SET PROBLEM — Find the lines that contain the word "true" and copy each one.

MATERIAL PROVIDED —
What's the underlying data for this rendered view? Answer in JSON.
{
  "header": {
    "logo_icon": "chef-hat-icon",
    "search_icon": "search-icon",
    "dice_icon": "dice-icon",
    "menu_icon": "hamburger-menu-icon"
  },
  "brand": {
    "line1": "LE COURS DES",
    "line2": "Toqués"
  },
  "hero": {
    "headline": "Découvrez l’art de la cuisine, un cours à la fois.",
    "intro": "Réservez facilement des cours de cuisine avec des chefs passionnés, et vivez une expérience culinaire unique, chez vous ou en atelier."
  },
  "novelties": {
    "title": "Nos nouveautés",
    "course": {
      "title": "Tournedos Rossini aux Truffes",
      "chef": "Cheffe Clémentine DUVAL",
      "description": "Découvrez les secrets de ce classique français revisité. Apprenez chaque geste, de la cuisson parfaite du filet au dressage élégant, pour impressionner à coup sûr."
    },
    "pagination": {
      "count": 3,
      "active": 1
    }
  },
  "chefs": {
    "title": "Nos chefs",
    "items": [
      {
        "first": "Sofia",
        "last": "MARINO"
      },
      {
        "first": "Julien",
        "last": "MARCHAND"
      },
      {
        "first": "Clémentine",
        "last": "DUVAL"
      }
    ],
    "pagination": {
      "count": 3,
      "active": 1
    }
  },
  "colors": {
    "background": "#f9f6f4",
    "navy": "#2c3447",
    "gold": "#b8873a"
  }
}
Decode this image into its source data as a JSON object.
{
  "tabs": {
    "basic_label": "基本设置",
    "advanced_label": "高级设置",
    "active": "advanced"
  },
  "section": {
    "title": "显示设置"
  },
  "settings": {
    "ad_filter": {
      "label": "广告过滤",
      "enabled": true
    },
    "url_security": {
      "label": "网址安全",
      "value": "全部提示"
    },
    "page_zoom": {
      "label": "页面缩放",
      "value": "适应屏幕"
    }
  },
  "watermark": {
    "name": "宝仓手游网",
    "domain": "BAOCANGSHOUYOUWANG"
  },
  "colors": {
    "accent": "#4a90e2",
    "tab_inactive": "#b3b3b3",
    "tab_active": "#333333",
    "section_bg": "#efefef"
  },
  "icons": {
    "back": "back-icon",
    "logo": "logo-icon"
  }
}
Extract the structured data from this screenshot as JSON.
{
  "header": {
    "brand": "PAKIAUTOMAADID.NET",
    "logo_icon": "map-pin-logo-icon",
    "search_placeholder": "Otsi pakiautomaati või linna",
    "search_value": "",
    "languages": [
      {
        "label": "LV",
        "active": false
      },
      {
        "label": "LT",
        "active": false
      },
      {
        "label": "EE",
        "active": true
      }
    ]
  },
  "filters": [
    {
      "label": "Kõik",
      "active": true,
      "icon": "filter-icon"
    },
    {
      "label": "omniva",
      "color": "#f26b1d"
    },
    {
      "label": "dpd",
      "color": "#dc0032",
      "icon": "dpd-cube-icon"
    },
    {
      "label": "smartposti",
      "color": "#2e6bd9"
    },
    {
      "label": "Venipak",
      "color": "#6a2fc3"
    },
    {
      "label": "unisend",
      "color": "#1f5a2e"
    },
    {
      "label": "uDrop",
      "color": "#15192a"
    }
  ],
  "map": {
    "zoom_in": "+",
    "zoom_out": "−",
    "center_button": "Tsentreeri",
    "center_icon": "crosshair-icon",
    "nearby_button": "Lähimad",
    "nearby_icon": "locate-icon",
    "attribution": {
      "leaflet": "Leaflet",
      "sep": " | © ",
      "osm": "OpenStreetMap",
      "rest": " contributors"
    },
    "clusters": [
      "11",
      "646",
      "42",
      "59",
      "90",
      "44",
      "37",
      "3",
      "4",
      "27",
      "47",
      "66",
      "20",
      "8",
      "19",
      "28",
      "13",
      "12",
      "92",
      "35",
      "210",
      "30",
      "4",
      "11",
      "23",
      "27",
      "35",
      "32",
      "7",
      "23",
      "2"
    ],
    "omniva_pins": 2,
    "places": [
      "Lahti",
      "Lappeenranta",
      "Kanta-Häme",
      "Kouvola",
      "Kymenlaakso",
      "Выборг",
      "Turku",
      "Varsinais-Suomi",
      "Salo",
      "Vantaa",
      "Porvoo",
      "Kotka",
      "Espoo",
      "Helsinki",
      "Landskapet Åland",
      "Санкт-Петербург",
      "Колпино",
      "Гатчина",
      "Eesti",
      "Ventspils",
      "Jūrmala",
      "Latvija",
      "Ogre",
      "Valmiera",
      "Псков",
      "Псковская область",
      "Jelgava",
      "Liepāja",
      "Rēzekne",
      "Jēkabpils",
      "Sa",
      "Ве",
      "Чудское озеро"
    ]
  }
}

THE OUTPUT —
      "enabled": true
        "active": true
      "active": true,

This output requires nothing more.